** Opening EXERCISE INPUT block **
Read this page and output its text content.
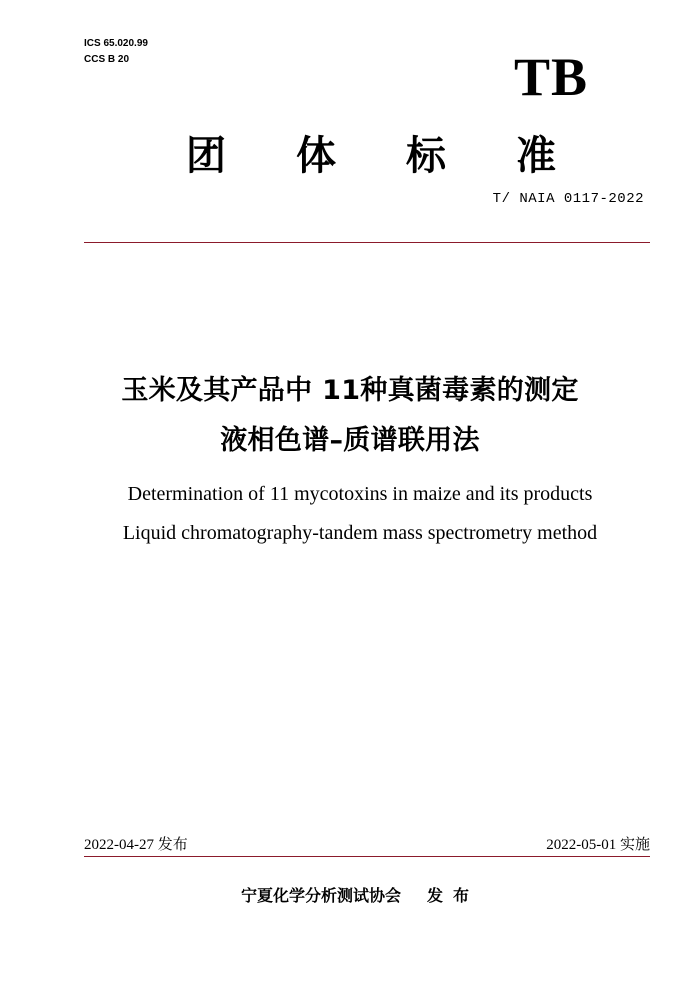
ICS 65.020.99
CCS B 20	TB
团 体 标 准
T/ NAIA 0117-2022
玉米及其产品中 11种真菌毒素的测定
液相色谱–质谱联用法
Determination of 11 mycotoxins in maize and its products
Liquid chromatography-tandem mass spectrometry method
2022-04-27 发布	2022-05-01 实施
宁夏化学分析测试协会 发布
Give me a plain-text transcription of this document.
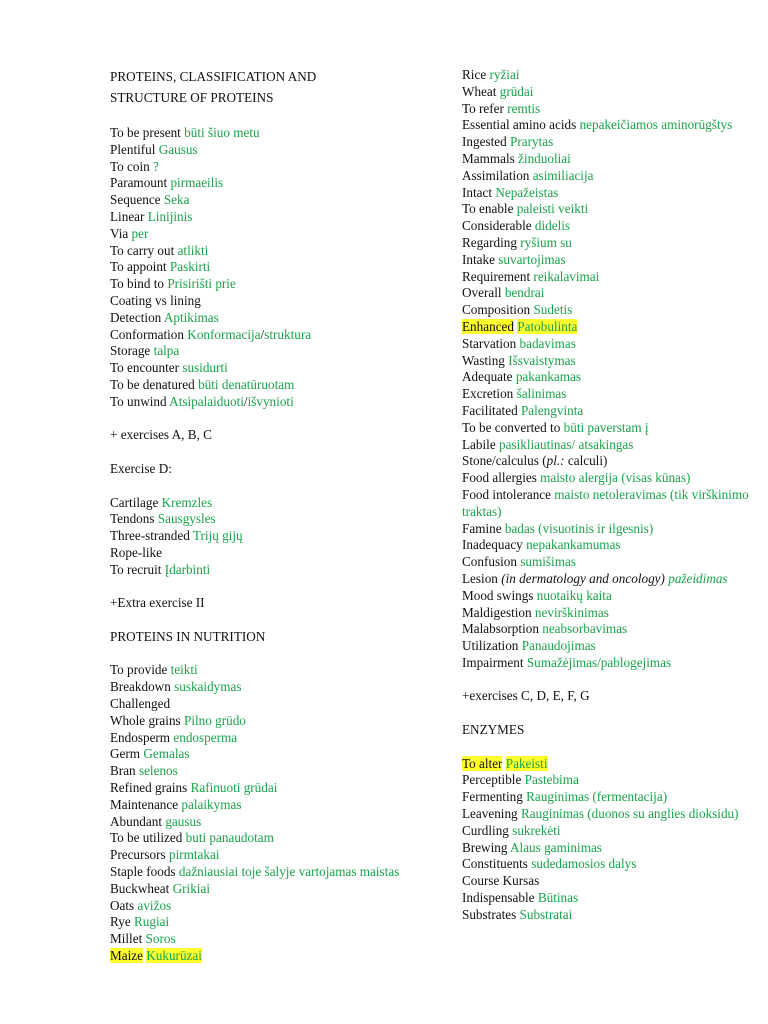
PROTEINS, CLASSIFICATION AND
STRUCTURE OF PROTEINS
To be present būti šiuo metu
Plentiful Gausus
To coin ?
Paramount pirmaeilis
Sequence Seka
Linear Linijinis
Via per
To carry out atlikti
To appoint Paskirti
To bind to Prisirišti prie
Coating vs lining
Detection Aptikimas
Conformation Konformacija/struktura
Storage talpa
To encounter susidurti
To be denatured būti denatūruotam
To unwind Atsipalaiduoti/išvynioti
+ exercises A, B, C
Exercise D:
Cartilage Kremzles
Tendons Sausgysles
Three-stranded Trijų gijų
Rope-like
To recruit Įdarbinti
+Extra exercise II
PROTEINS IN NUTRITION
To provide teikti
Breakdown suskaidymas
Challenged
Whole grains Pilno grūdo
Endosperm endosperma
Germ Gemalas
Bran selenos
Refined grains Rafinuoti grūdai
Maintenance palaikymas
Abundant gausus
To be utilized buti panaudotam
Precursors pirmtakai
Staple foods dažniausiai toje šalyje vartojamas maistas
Buckwheat Grikiai
Oats avižos
Rye Rugiai
Millet Soros
Maize Kukurūzai
Rice ryžiai
Wheat grūdai
To refer remtis
Essential amino acids nepakeičiamos aminorūgštys
Ingested Prarytas
Mammals žinduoliai
Assimilation asimiliacija
Intact Nepažeistas
To enable paleisti veikti
Considerable didelis
Regarding ryšium su
Intake suvartojimas
Requirement reikalavimai
Overall bendrai
Composition Sudetis
Enhanced Patobulinta
Starvation badavimas
Wasting Išsvaistymas
Adequate pakankamas
Excretion šalinimas
Facilitated Palengvinta
To be converted to būti paverstam į
Labile pasikliautinas/ atsakingas
Stone/calculus (pl.: calculi)
Food allergies maisto alergija (visas kūnas)
Food intolerance maisto netoleravimas (tik virškinimo traktas)
Famine badas (visuotinis ir ilgesnis)
Inadequacy nepakankamumas
Confusion sumišimas
Lesion (in dermatology and oncology) pažeidimas
Mood swings nuotaikų kaita
Maldigestion nevirškinimas
Malabsorption neabsorbavimas
Utilization Panaudojimas
Impairment Sumažėjimas/pablogejimas
+exercises C, D, E, F, G
ENZYMES
To alter Pakeisti
Perceptible Pastebima
Fermenting Rauginimas (fermentacija)
Leavening Rauginimas (duonos su anglies dioksidu)
Curdling sukrekėti
Brewing Alaus gaminimas
Constituents sudedamosios dalys
Course Kursas
Indispensable Būtinas
Substrates Substratai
** Closing EXERCISE INPUT block **
EXERCISE OBJECTIVE -
Apart from the pictures, repeat the data above exactly.

EXPECTED ANSWER -
Read this page and output its text content.
ICS 65.020.99
CCS B 20	TB
团 体 标 准
T/ NAIA 0117-2022
玉米及其产品中 11种真菌毒素的测定
液相色谱–质谱联用法
Determination of 11 mycotoxins in maize and its products
Liquid chromatography-tandem mass spectrometry method
2022-04-27 发布	2022-05-01 实施
宁夏化学分析测试协会 发布
Give me a plain-text transcription of this document.
PROTEINS, CLASSIFICATION AND
STRUCTURE OF PROTEINS
To be present būti šiuo metu
Plentiful Gausus
To coin ?
Paramount pirmaeilis
Sequence Seka
Linear Linijinis
Via per
To carry out atlikti
To appoint Paskirti
To bind to Prisirišti prie
Coating vs lining
Detection Aptikimas
Conformation Konformacija/struktura
Storage talpa
To encounter susidurti
To be denatured būti denatūruotam
To unwind Atsipalaiduoti/išvynioti
+ exercises A, B, C
Exercise D:
Cartilage Kremzles
Tendons Sausgysles
Three-stranded Trijų gijų
Rope-like
To recruit Įdarbinti
+Extra exercise II
PROTEINS IN NUTRITION
To provide teikti
Breakdown suskaidymas
Challenged
Whole grains Pilno grūdo
Endosperm endosperma
Germ Gemalas
Bran selenos
Refined grains Rafinuoti grūdai
Maintenance palaikymas
Abundant gausus
To be utilized buti panaudotam
Precursors pirmtakai
Staple foods dažniausiai toje šalyje vartojamas maistas
Buckwheat Grikiai
Oats avižos
Rye Rugiai
Millet Soros
Maize Kukurūzai
Rice ryžiai
Wheat grūdai
To refer remtis
Essential amino acids nepakeičiamos aminorūgštys
Ingested Prarytas
Mammals žinduoliai
Assimilation asimiliacija
Intact Nepažeistas
To enable paleisti veikti
Considerable didelis
Regarding ryšium su
Intake suvartojimas
Requirement reikalavimai
Overall bendrai
Composition Sudetis
Enhanced Patobulinta
Starvation badavimas
Wasting Išsvaistymas
Adequate pakankamas
Excretion šalinimas
Facilitated Palengvinta
To be converted to būti paverstam į
Labile pasikliautinas/ atsakingas
Stone/calculus (pl.: calculi)
Food allergies maisto alergija (visas kūnas)
Food intolerance maisto netoleravimas (tik virškinimo traktas)
Famine badas (visuotinis ir ilgesnis)
Inadequacy nepakankamumas
Confusion sumišimas
Lesion (in dermatology and oncology) pažeidimas
Mood swings nuotaikų kaita
Maldigestion nevirškinimas
Malabsorption neabsorbavimas
Utilization Panaudojimas
Impairment Sumažėjimas/pablogejimas
+exercises C, D, E, F, G
ENZYMES
To alter Pakeisti
Perceptible Pastebima
Fermenting Rauginimas (fermentacija)
Leavening Rauginimas (duonos su anglies dioksidu)
Curdling sukrekėti
Brewing Alaus gaminimas
Constituents sudedamosios dalys
Course Kursas
Indispensable Būtinas
Substrates Substratai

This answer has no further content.